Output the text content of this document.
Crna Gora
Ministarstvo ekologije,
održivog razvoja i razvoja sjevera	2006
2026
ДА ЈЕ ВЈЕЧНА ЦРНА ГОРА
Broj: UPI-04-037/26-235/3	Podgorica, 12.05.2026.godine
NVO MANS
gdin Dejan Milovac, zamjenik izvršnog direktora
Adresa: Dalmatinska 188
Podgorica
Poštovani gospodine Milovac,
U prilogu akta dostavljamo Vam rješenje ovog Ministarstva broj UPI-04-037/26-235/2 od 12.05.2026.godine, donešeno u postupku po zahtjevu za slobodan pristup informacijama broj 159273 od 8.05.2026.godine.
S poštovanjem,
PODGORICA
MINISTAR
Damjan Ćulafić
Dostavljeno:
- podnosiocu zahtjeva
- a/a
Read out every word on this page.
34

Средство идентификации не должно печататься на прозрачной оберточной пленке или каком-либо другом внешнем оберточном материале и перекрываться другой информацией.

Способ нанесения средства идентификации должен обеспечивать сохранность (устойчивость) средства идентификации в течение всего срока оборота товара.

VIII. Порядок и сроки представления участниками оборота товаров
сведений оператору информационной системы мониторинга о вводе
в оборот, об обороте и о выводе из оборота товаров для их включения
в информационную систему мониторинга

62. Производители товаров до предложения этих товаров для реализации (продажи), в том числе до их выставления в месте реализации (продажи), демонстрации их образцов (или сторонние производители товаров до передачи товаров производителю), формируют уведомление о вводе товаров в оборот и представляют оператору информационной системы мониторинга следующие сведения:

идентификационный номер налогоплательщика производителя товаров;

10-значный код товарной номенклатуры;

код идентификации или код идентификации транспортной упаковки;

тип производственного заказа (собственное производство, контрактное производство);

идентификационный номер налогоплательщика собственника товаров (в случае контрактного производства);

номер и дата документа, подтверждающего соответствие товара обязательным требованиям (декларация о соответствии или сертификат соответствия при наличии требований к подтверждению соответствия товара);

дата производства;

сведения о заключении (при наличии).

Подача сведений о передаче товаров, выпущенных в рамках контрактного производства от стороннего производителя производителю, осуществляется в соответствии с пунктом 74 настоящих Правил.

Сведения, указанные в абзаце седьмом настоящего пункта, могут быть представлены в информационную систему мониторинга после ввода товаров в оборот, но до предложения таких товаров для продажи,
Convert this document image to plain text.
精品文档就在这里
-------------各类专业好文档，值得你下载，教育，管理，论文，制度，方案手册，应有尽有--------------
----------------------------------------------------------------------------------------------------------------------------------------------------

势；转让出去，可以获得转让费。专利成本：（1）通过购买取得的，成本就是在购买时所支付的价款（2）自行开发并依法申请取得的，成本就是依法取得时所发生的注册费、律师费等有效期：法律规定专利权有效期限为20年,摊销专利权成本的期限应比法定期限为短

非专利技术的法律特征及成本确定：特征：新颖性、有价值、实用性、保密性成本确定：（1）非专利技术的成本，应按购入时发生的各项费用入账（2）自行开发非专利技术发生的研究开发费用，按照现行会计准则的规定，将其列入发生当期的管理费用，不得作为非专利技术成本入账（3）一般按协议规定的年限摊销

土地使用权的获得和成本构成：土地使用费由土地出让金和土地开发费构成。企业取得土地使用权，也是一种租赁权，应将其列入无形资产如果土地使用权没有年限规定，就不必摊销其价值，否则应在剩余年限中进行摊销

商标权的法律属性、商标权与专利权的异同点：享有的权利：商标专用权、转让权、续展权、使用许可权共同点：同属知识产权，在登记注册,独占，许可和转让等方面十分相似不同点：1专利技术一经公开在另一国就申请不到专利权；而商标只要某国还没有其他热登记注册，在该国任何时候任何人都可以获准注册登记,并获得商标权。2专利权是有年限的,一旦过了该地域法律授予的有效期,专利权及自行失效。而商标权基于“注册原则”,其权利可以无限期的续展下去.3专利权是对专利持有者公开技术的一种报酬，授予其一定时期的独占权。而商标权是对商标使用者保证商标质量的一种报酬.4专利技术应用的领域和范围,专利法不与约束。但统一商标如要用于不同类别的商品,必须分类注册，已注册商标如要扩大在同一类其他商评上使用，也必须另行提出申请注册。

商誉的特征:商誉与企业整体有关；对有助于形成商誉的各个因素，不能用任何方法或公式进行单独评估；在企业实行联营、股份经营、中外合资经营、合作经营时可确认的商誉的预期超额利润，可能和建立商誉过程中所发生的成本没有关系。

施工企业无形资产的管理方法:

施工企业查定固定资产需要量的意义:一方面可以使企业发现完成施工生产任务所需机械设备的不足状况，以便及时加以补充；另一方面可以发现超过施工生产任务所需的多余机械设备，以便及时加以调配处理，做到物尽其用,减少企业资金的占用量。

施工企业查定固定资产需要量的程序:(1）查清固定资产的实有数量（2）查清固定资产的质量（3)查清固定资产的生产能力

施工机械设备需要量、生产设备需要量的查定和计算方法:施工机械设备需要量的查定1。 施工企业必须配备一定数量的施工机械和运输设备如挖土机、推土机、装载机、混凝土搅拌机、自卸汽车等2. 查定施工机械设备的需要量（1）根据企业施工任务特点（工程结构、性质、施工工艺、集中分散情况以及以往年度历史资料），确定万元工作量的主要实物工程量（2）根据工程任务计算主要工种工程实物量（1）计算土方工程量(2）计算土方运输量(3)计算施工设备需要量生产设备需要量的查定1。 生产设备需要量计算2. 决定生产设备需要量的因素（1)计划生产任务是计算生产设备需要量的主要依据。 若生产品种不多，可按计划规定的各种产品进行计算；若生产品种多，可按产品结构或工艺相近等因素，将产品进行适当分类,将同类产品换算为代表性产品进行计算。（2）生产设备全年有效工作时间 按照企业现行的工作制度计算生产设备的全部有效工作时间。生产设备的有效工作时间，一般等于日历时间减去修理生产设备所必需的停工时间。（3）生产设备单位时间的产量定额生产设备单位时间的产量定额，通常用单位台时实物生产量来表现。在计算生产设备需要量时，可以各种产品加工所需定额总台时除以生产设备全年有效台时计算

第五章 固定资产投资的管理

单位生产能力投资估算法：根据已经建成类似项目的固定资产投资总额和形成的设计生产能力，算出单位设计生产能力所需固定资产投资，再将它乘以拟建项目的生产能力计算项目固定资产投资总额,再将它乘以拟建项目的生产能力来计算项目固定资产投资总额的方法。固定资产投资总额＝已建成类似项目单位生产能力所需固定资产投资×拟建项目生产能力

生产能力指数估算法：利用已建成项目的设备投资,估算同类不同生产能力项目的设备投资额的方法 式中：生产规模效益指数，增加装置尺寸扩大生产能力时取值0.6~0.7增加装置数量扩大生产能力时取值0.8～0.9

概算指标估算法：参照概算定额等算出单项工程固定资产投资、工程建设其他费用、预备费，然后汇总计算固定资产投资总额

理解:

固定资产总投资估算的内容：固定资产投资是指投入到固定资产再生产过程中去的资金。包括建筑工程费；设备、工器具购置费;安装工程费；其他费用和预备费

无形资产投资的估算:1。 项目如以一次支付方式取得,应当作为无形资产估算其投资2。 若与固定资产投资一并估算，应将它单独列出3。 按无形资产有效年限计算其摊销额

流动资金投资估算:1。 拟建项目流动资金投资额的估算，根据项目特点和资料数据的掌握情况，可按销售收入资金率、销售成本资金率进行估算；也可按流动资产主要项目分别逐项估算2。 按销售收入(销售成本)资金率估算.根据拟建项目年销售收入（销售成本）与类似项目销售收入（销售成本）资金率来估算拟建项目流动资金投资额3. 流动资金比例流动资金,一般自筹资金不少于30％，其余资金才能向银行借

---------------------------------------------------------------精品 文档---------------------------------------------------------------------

What to produce — List each line holding the string "систему".

Result of this task —
в информационную систему мониторинга
Сведения, указанные в абзаце седьмом настоящего пункта, могут быть представлены в информационную систему мониторинга после ввода товаров в оборот, но до предложения таких товаров для продажи,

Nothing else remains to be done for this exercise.